■ **Set exercise**
Scan the material below for the string "this", and copy every line where it shows up.

-=-=-=-=-

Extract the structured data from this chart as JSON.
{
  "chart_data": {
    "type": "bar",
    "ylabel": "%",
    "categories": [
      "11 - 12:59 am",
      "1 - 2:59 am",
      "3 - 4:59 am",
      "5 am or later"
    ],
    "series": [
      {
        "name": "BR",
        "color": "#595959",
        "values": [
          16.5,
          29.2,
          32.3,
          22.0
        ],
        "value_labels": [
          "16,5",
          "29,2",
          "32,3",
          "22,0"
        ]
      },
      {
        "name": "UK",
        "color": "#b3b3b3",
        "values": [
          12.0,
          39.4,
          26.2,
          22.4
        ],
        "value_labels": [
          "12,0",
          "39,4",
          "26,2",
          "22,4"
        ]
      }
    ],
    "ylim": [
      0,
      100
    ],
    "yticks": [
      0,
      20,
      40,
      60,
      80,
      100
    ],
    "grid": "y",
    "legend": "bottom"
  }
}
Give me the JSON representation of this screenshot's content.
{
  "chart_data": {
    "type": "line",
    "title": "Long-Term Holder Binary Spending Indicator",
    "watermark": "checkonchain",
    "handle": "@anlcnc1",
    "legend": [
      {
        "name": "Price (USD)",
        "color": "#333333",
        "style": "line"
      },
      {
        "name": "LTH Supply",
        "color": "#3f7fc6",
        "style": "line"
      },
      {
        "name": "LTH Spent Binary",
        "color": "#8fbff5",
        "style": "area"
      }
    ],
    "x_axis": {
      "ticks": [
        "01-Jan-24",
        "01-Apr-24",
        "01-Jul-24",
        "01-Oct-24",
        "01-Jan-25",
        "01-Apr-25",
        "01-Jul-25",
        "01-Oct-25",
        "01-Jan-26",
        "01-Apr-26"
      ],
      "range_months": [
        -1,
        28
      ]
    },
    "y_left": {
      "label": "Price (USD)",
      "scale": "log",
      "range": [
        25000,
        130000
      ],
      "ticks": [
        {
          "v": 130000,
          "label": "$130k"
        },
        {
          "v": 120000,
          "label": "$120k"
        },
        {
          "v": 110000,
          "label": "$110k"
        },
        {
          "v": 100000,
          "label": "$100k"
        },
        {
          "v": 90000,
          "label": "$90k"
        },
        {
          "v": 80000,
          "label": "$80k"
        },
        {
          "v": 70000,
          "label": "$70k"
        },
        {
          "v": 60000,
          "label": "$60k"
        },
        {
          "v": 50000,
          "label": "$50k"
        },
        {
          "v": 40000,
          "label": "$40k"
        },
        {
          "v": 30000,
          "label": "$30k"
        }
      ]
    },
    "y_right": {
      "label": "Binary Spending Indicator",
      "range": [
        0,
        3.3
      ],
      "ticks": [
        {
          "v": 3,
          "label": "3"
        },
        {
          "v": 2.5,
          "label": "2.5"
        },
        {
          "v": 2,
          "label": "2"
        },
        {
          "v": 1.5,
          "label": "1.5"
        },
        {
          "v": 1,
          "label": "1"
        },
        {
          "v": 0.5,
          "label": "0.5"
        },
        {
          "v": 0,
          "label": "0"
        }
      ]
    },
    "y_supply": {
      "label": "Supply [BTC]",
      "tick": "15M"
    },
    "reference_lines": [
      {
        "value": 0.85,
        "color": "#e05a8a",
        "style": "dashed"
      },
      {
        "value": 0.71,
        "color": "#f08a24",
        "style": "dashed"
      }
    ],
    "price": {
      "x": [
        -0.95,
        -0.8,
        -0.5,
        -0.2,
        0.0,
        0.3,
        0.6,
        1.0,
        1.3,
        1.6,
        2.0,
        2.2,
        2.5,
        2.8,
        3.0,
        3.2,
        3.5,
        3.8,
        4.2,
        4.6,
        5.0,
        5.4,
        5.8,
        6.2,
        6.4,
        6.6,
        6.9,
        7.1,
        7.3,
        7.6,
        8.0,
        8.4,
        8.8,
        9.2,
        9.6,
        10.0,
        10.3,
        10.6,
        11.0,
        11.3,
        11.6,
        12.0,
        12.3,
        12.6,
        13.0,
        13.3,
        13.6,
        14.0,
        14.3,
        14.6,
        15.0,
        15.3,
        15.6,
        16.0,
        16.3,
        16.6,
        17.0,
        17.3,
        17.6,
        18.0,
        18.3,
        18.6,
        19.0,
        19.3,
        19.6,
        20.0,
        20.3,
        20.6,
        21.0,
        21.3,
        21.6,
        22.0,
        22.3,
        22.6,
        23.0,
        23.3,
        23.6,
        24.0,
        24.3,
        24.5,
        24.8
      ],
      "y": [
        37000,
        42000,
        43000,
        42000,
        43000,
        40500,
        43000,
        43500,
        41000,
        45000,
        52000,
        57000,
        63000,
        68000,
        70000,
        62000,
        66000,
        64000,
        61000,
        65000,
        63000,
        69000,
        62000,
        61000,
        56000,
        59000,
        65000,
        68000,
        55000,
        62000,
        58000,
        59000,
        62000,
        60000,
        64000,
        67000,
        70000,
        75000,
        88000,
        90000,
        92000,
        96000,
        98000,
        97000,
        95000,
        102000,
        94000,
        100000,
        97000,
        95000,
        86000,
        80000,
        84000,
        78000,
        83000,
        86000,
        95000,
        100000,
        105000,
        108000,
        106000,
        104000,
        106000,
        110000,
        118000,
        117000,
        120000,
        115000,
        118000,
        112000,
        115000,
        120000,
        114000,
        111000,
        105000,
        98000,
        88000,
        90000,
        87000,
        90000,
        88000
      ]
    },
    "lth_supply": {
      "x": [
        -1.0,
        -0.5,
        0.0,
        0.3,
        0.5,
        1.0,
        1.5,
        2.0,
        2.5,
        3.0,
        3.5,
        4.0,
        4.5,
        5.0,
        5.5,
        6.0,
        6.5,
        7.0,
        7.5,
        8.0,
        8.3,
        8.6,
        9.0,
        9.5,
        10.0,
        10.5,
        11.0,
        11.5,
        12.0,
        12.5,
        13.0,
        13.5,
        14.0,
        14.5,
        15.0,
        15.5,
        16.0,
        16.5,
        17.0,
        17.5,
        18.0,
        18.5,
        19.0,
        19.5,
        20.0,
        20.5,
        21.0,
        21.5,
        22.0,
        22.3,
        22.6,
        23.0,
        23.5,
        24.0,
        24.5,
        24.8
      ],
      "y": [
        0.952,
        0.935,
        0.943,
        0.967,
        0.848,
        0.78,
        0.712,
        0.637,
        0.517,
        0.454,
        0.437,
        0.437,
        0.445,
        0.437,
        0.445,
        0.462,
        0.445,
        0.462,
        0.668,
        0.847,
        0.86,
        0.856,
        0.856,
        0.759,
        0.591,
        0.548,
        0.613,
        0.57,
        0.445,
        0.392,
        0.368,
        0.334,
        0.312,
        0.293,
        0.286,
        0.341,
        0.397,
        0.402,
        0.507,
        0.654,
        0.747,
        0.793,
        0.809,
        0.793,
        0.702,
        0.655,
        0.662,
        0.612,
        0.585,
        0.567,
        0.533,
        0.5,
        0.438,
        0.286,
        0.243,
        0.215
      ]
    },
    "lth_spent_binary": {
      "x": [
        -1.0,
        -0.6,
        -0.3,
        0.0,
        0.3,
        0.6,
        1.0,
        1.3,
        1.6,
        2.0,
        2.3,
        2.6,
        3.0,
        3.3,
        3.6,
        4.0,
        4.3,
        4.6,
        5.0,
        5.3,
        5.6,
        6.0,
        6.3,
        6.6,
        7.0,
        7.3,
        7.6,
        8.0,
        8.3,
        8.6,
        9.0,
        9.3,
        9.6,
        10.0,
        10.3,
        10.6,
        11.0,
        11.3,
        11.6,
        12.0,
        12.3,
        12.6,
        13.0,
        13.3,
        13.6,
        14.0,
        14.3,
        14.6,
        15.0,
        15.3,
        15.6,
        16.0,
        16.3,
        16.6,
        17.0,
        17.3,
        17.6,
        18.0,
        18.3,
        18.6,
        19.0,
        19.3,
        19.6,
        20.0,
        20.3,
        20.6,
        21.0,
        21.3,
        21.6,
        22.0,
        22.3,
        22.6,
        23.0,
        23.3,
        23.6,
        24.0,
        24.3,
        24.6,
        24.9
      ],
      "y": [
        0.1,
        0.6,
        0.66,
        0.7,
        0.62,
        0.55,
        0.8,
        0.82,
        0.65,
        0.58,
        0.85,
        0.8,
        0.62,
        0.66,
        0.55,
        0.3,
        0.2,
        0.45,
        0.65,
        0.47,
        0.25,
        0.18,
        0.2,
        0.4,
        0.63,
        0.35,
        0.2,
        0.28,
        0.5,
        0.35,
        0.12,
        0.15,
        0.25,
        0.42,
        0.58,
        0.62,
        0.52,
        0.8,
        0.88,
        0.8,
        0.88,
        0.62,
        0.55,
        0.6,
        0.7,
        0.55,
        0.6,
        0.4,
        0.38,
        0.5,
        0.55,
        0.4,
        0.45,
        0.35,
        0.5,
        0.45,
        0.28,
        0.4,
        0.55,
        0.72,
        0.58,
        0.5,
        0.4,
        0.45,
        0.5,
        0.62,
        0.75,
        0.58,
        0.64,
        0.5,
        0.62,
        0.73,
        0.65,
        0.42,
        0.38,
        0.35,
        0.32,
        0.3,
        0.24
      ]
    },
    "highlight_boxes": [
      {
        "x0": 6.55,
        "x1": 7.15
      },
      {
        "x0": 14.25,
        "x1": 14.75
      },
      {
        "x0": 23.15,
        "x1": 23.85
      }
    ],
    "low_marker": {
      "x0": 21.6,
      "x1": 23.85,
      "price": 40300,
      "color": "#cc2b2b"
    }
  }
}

-=-=-=-=-

■ **Completed task**
Extract the structured data from this chart as JSON.
Give me the JSON representation of this screenshot's content.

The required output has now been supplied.